● What you need to do
Write out the material below again, unchanged.

[Data records]
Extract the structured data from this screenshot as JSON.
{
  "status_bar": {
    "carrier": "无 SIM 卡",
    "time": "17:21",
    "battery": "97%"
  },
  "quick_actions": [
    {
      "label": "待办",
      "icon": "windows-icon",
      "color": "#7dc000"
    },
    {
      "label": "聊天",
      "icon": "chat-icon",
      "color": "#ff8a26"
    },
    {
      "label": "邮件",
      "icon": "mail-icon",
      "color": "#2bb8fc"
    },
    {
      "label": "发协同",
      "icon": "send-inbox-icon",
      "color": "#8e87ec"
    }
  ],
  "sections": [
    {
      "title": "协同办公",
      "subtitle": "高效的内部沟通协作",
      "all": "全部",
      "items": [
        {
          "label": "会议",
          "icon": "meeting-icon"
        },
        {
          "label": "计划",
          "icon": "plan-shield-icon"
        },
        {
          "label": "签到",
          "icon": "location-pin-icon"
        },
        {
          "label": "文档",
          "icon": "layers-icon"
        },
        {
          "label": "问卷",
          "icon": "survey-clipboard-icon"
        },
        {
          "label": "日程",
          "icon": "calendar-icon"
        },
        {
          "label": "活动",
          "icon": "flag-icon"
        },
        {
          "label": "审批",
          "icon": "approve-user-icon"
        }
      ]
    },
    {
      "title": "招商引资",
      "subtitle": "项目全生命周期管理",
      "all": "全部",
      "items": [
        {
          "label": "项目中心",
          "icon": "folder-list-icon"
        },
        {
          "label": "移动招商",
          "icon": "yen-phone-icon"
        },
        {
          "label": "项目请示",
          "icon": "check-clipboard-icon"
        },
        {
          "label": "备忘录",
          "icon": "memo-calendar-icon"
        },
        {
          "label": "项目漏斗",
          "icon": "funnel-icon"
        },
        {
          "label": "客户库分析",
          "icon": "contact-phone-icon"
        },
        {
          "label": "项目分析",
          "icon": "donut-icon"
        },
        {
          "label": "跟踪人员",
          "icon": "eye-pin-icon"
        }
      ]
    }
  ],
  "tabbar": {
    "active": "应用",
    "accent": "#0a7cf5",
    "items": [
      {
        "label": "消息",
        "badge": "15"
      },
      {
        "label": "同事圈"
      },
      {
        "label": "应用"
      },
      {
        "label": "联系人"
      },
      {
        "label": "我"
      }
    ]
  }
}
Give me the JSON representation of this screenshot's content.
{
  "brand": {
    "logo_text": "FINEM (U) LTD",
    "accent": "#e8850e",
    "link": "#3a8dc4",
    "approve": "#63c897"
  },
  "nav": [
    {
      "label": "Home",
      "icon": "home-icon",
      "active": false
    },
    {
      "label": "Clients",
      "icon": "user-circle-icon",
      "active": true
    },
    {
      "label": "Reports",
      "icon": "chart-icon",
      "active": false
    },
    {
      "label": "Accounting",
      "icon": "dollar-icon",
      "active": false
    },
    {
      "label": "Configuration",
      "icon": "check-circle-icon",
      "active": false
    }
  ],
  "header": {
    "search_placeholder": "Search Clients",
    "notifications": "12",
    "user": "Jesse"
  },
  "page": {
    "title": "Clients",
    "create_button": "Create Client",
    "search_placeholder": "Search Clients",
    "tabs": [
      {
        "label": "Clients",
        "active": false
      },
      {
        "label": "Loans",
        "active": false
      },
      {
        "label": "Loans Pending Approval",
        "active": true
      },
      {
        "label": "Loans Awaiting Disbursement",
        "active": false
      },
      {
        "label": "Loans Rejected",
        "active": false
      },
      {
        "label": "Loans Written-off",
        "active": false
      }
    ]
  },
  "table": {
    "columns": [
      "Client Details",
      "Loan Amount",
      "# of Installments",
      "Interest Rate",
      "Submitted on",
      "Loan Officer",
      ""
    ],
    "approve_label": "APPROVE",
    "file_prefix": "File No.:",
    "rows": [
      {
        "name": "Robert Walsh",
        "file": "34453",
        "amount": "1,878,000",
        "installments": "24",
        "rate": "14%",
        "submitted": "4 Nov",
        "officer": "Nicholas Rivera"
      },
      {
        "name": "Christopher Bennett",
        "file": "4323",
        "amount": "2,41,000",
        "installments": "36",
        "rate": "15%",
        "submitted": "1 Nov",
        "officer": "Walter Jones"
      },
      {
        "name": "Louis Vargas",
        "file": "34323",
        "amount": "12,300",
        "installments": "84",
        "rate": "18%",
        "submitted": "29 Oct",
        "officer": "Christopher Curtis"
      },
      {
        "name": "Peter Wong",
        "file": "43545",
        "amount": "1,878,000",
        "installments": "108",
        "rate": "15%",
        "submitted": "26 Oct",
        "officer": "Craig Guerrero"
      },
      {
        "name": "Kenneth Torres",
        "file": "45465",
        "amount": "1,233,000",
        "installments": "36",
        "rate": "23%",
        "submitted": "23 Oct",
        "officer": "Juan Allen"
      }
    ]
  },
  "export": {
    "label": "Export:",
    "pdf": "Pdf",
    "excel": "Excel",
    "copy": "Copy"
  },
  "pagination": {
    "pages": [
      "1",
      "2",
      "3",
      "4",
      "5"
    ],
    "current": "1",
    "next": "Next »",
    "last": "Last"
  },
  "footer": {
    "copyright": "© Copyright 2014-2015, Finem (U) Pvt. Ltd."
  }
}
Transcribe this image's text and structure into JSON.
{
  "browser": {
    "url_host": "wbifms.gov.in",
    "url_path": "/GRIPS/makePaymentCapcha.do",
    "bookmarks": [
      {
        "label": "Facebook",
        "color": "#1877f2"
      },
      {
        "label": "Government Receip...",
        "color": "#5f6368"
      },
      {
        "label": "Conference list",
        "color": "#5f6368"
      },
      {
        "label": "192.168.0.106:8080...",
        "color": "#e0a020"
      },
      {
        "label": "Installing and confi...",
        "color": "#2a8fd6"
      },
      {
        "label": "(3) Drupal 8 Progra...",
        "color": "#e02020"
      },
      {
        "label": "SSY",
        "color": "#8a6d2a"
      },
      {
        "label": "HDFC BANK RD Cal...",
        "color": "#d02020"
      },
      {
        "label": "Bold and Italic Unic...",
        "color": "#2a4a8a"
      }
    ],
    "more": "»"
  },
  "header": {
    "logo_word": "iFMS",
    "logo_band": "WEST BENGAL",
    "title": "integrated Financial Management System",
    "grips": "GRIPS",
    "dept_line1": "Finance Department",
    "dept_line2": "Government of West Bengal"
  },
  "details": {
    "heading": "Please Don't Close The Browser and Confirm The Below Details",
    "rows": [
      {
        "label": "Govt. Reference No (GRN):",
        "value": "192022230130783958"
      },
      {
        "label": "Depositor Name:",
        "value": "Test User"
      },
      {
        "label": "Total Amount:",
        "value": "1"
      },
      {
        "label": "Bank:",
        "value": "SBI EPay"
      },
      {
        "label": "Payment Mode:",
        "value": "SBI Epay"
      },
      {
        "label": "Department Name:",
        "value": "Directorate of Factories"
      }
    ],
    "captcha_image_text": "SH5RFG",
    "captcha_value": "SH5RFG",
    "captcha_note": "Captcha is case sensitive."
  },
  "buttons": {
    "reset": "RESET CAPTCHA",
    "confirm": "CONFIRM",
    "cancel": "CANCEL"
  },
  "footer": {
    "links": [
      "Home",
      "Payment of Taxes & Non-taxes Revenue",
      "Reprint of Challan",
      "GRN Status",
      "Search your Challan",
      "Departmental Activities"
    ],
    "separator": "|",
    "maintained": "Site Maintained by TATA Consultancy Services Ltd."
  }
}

● Exercise solution
Extract the structured data from this screenshot as JSON.
{
  "status_bar": {
    "carrier": "无 SIM 卡",
    "time": "17:21",
    "battery": "97%"
  },
  "quick_actions": [
    {
      "label": "待办",
      "icon": "windows-icon",
      "color": "#7dc000"
    },
    {
      "label": "聊天",
      "icon": "chat-icon",
      "color": "#ff8a26"
    },
    {
      "label": "邮件",
      "icon": "mail-icon",
      "color": "#2bb8fc"
    },
    {
      "label": "发协同",
      "icon": "send-inbox-icon",
      "color": "#8e87ec"
    }
  ],
  "sections": [
    {
      "title": "协同办公",
      "subtitle": "高效的内部沟通协作",
      "all": "全部",
      "items": [
        {
          "label": "会议",
          "icon": "meeting-icon"
        },
        {
          "label": "计划",
          "icon": "plan-shield-icon"
        },
        {
          "label": "签到",
          "icon": "location-pin-icon"
        },
        {
          "label": "文档",
          "icon": "layers-icon"
        },
        {
          "label": "问卷",
          "icon": "survey-clipboard-icon"
        },
        {
          "label": "日程",
          "icon": "calendar-icon"
        },
        {
          "label": "活动",
          "icon": "flag-icon"
        },
        {
          "label": "审批",
          "icon": "approve-user-icon"
        }
      ]
    },
    {
      "title": "招商引资",
      "subtitle": "项目全生命周期管理",
      "all": "全部",
      "items": [
        {
          "label": "项目中心",
          "icon": "folder-list-icon"
        },
        {
          "label": "移动招商",
          "icon": "yen-phone-icon"
        },
        {
          "label": "项目请示",
          "icon": "check-clipboard-icon"
        },
        {
          "label": "备忘录",
          "icon": "memo-calendar-icon"
        },
        {
          "label": "项目漏斗",
          "icon": "funnel-icon"
        },
        {
          "label": "客户库分析",
          "icon": "contact-phone-icon"
        },
        {
          "label": "项目分析",
          "icon": "donut-icon"
        },
        {
          "label": "跟踪人员",
          "icon": "eye-pin-icon"
        }
      ]
    }
  ],
  "tabbar": {
    "active": "应用",
    "accent": "#0a7cf5",
    "items": [
      {
        "label": "消息",
        "badge": "15"
      },
      {
        "label": "同事圈"
      },
      {
        "label": "应用"
      },
      {
        "label": "联系人"
      },
      {
        "label": "我"
      }
    ]
  }
}
Give me the JSON representation of this screenshot's content.
{
  "brand": {
    "logo_text": "FINEM (U) LTD",
    "accent": "#e8850e",
    "link": "#3a8dc4",
    "approve": "#63c897"
  },
  "nav": [
    {
      "label": "Home",
      "icon": "home-icon",
      "active": false
    },
    {
      "label": "Clients",
      "icon": "user-circle-icon",
      "active": true
    },
    {
      "label": "Reports",
      "icon": "chart-icon",
      "active": false
    },
    {
      "label": "Accounting",
      "icon": "dollar-icon",
      "active": false
    },
    {
      "label": "Configuration",
      "icon": "check-circle-icon",
      "active": false
    }
  ],
  "header": {
    "search_placeholder": "Search Clients",
    "notifications": "12",
    "user": "Jesse"
  },
  "page": {
    "title": "Clients",
    "create_button": "Create Client",
    "search_placeholder": "Search Clients",
    "tabs": [
      {
        "label": "Clients",
        "active": false
      },
      {
        "label": "Loans",
        "active": false
      },
      {
        "label": "Loans Pending Approval",
        "active": true
      },
      {
        "label": "Loans Awaiting Disbursement",
        "active": false
      },
      {
        "label": "Loans Rejected",
        "active": false
      },
      {
        "label": "Loans Written-off",
        "active": false
      }
    ]
  },
  "table": {
    "columns": [
      "Client Details",
      "Loan Amount",
      "# of Installments",
      "Interest Rate",
      "Submitted on",
      "Loan Officer",
      ""
    ],
    "approve_label": "APPROVE",
    "file_prefix": "File No.:",
    "rows": [
      {
        "name": "Robert Walsh",
        "file": "34453",
        "amount": "1,878,000",
        "installments": "24",
        "rate": "14%",
        "submitted": "4 Nov",
        "officer": "Nicholas Rivera"
      },
      {
        "name": "Christopher Bennett",
        "file": "4323",
        "amount": "2,41,000",
        "installments": "36",
        "rate": "15%",
        "submitted": "1 Nov",
        "officer": "Walter Jones"
      },
      {
        "name": "Louis Vargas",
        "file": "34323",
        "amount": "12,300",
        "installments": "84",
        "rate": "18%",
        "submitted": "29 Oct",
        "officer": "Christopher Curtis"
      },
      {
        "name": "Peter Wong",
        "file": "43545",
        "amount": "1,878,000",
        "installments": "108",
        "rate": "15%",
        "submitted": "26 Oct",
        "officer": "Craig Guerrero"
      },
      {
        "name": "Kenneth Torres",
        "file": "45465",
        "amount": "1,233,000",
        "installments": "36",
        "rate": "23%",
        "submitted": "23 Oct",
        "officer": "Juan Allen"
      }
    ]
  },
  "export": {
    "label": "Export:",
    "pdf": "Pdf",
    "excel": "Excel",
    "copy": "Copy"
  },
  "pagination": {
    "pages": [
      "1",
      "2",
      "3",
      "4",
      "5"
    ],
    "current": "1",
    "next": "Next »",
    "last": "Last"
  },
  "footer": {
    "copyright": "© Copyright 2014-2015, Finem (U) Pvt. Ltd."
  }
}
Transcribe this image's text and structure into JSON.
{
  "browser": {
    "url_host": "wbifms.gov.in",
    "url_path": "/GRIPS/makePaymentCapcha.do",
    "bookmarks": [
      {
        "label": "Facebook",
        "color": "#1877f2"
      },
      {
        "label": "Government Receip...",
        "color": "#5f6368"
      },
      {
        "label": "Conference list",
        "color": "#5f6368"
      },
      {
        "label": "192.168.0.106:8080...",
        "color": "#e0a020"
      },
      {
        "label": "Installing and confi...",
        "color": "#2a8fd6"
      },
      {
        "label": "(3) Drupal 8 Progra...",
        "color": "#e02020"
      },
      {
        "label": "SSY",
        "color": "#8a6d2a"
      },
      {
        "label": "HDFC BANK RD Cal...",
        "color": "#d02020"
      },
      {
        "label": "Bold and Italic Unic...",
        "color": "#2a4a8a"
      }
    ],
    "more": "»"
  },
  "header": {
    "logo_word": "iFMS",
    "logo_band": "WEST BENGAL",
    "title": "integrated Financial Management System",
    "grips": "GRIPS",
    "dept_line1": "Finance Department",
    "dept_line2": "Government of West Bengal"
  },
  "details": {
    "heading": "Please Don't Close The Browser and Confirm The Below Details",
    "rows": [
      {
        "label": "Govt. Reference No (GRN):",
        "value": "192022230130783958"
      },
      {
        "label": "Depositor Name:",
        "value": "Test User"
      },
      {
        "label": "Total Amount:",
        "value": "1"
      },
      {
        "label": "Bank:",
        "value": "SBI EPay"
      },
      {
        "label": "Payment Mode:",
        "value": "SBI Epay"
      },
      {
        "label": "Department Name:",
        "value": "Directorate of Factories"
      }
    ],
    "captcha_image_text": "SH5RFG",
    "captcha_value": "SH5RFG",
    "captcha_note": "Captcha is case sensitive."
  },
  "buttons": {
    "reset": "RESET CAPTCHA",
    "confirm": "CONFIRM",
    "cancel": "CANCEL"
  },
  "footer": {
    "links": [
      "Home",
      "Payment of Taxes & Non-taxes Revenue",
      "Reprint of Challan",
      "GRN Status",
      "Search your Challan",
      "Departmental Activities"
    ],
    "separator": "|",
    "maintained": "Site Maintained by TATA Consultancy Services Ltd."
  }
}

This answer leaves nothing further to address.